### Records about charts and figures
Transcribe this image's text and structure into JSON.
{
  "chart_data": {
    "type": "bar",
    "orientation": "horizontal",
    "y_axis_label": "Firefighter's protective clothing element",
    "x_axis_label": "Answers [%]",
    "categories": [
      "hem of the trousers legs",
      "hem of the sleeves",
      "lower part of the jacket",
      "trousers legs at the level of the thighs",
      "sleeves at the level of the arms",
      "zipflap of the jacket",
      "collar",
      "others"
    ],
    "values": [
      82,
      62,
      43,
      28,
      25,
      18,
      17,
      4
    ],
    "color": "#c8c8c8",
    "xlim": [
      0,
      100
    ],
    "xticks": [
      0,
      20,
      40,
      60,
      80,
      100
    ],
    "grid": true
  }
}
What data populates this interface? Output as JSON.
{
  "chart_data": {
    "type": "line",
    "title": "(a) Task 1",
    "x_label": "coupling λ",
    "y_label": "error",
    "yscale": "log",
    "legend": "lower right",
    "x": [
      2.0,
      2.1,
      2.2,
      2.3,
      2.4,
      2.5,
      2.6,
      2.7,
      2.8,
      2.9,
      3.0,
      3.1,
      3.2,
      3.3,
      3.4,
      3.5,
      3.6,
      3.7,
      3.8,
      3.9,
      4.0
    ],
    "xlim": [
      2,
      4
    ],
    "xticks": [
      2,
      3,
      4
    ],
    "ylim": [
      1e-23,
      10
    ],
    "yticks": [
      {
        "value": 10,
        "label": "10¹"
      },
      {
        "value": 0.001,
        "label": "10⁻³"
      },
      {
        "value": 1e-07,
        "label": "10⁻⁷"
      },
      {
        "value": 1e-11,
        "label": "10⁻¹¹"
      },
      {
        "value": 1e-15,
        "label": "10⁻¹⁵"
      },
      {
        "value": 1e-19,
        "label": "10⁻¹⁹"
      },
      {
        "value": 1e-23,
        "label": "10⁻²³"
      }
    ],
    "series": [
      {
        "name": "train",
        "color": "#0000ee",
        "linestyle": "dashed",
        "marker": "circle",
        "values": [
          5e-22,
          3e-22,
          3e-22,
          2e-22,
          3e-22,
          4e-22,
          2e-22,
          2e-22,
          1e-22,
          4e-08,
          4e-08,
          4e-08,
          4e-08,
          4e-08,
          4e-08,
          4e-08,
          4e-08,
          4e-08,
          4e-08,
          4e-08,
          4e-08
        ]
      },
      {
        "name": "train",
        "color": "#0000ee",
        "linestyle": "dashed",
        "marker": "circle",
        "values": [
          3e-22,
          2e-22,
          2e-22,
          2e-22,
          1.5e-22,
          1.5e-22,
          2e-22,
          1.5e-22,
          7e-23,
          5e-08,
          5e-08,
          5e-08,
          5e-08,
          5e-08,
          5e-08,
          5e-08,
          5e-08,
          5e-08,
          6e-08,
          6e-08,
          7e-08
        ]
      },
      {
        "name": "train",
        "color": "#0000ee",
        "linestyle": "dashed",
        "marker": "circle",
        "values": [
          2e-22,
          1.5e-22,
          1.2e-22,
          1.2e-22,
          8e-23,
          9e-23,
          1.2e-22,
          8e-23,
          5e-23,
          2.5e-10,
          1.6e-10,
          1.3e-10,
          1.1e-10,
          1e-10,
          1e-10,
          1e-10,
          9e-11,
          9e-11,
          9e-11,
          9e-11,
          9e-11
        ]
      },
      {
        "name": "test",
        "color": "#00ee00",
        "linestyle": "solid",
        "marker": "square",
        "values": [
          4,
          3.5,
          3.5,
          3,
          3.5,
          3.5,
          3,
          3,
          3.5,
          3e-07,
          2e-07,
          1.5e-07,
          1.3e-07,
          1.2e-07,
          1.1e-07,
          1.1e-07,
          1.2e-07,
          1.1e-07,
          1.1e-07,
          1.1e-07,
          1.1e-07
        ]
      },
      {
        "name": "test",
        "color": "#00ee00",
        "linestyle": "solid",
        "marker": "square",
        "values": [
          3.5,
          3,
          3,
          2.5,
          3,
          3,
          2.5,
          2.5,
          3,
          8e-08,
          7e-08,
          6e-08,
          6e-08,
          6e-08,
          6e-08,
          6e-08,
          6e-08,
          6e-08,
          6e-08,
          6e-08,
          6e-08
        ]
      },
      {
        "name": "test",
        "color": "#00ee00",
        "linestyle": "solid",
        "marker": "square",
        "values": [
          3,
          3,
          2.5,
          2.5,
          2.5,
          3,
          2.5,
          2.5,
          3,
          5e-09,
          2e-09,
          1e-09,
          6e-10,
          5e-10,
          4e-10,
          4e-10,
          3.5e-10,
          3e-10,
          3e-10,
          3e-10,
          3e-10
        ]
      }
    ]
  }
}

### EXERCISE DETAILS
Every entry must be output again, exactly as written above.

### EXERCISE RESPONSE
Transcribe this image's text and structure into JSON.
{
  "chart_data": {
    "type": "bar",
    "orientation": "horizontal",
    "y_axis_label": "Firefighter's protective clothing element",
    "x_axis_label": "Answers [%]",
    "categories": [
      "hem of the trousers legs",
      "hem of the sleeves",
      "lower part of the jacket",
      "trousers legs at the level of the thighs",
      "sleeves at the level of the arms",
      "zipflap of the jacket",
      "collar",
      "others"
    ],
    "values": [
      82,
      62,
      43,
      28,
      25,
      18,
      17,
      4
    ],
    "color": "#c8c8c8",
    "xlim": [
      0,
      100
    ],
    "xticks": [
      0,
      20,
      40,
      60,
      80,
      100
    ],
    "grid": true
  }
}
What data populates this interface? Output as JSON.
{
  "chart_data": {
    "type": "line",
    "title": "(a) Task 1",
    "x_label": "coupling λ",
    "y_label": "error",
    "yscale": "log",
    "legend": "lower right",
    "x": [
      2.0,
      2.1,
      2.2,
      2.3,
      2.4,
      2.5,
      2.6,
      2.7,
      2.8,
      2.9,
      3.0,
      3.1,
      3.2,
      3.3,
      3.4,
      3.5,
      3.6,
      3.7,
      3.8,
      3.9,
      4.0
    ],
    "xlim": [
      2,
      4
    ],
    "xticks": [
      2,
      3,
      4
    ],
    "ylim": [
      1e-23,
      10
    ],
    "yticks": [
      {
        "value": 10,
        "label": "10¹"
      },
      {
        "value": 0.001,
        "label": "10⁻³"
      },
      {
        "value": 1e-07,
        "label": "10⁻⁷"
      },
      {
        "value": 1e-11,
        "label": "10⁻¹¹"
      },
      {
        "value": 1e-15,
        "label": "10⁻¹⁵"
      },
      {
        "value": 1e-19,
        "label": "10⁻¹⁹"
      },
      {
        "value": 1e-23,
        "label": "10⁻²³"
      }
    ],
    "series": [
      {
        "name": "train",
        "color": "#0000ee",
        "linestyle": "dashed",
        "marker": "circle",
        "values": [
          5e-22,
          3e-22,
          3e-22,
          2e-22,
          3e-22,
          4e-22,
          2e-22,
          2e-22,
          1e-22,
          4e-08,
          4e-08,
          4e-08,
          4e-08,
          4e-08,
          4e-08,
          4e-08,
          4e-08,
          4e-08,
          4e-08,
          4e-08,
          4e-08
        ]
      },
      {
        "name": "train",
        "color": "#0000ee",
        "linestyle": "dashed",
        "marker": "circle",
        "values": [
          3e-22,
          2e-22,
          2e-22,
          2e-22,
          1.5e-22,
          1.5e-22,
          2e-22,
          1.5e-22,
          7e-23,
          5e-08,
          5e-08,
          5e-08,
          5e-08,
          5e-08,
          5e-08,
          5e-08,
          5e-08,
          5e-08,
          6e-08,
          6e-08,
          7e-08
        ]
      },
      {
        "name": "train",
        "color": "#0000ee",
        "linestyle": "dashed",
        "marker": "circle",
        "values": [
          2e-22,
          1.5e-22,
          1.2e-22,
          1.2e-22,
          8e-23,
          9e-23,
          1.2e-22,
          8e-23,
          5e-23,
          2.5e-10,
          1.6e-10,
          1.3e-10,
          1.1e-10,
          1e-10,
          1e-10,
          1e-10,
          9e-11,
          9e-11,
          9e-11,
          9e-11,
          9e-11
        ]
      },
      {
        "name": "test",
        "color": "#00ee00",
        "linestyle": "solid",
        "marker": "square",
        "values": [
          4,
          3.5,
          3.5,
          3,
          3.5,
          3.5,
          3,
          3,
          3.5,
          3e-07,
          2e-07,
          1.5e-07,
          1.3e-07,
          1.2e-07,
          1.1e-07,
          1.1e-07,
          1.2e-07,
          1.1e-07,
          1.1e-07,
          1.1e-07,
          1.1e-07
        ]
      },
      {
        "name": "test",
        "color": "#00ee00",
        "linestyle": "solid",
        "marker": "square",
        "values": [
          3.5,
          3,
          3,
          2.5,
          3,
          3,
          2.5,
          2.5,
          3,
          8e-08,
          7e-08,
          6e-08,
          6e-08,
          6e-08,
          6e-08,
          6e-08,
          6e-08,
          6e-08,
          6e-08,
          6e-08,
          6e-08
        ]
      },
      {
        "name": "test",
        "color": "#00ee00",
        "linestyle": "solid",
        "marker": "square",
        "values": [
          3,
          3,
          2.5,
          2.5,
          2.5,
          3,
          2.5,
          2.5,
          3,
          5e-09,
          2e-09,
          1e-09,
          6e-10,
          5e-10,
          4e-10,
          4e-10,
          3.5e-10,
          3e-10,
          3e-10,
          3e-10,
          3e-10
        ]
      }
    ]
  }
}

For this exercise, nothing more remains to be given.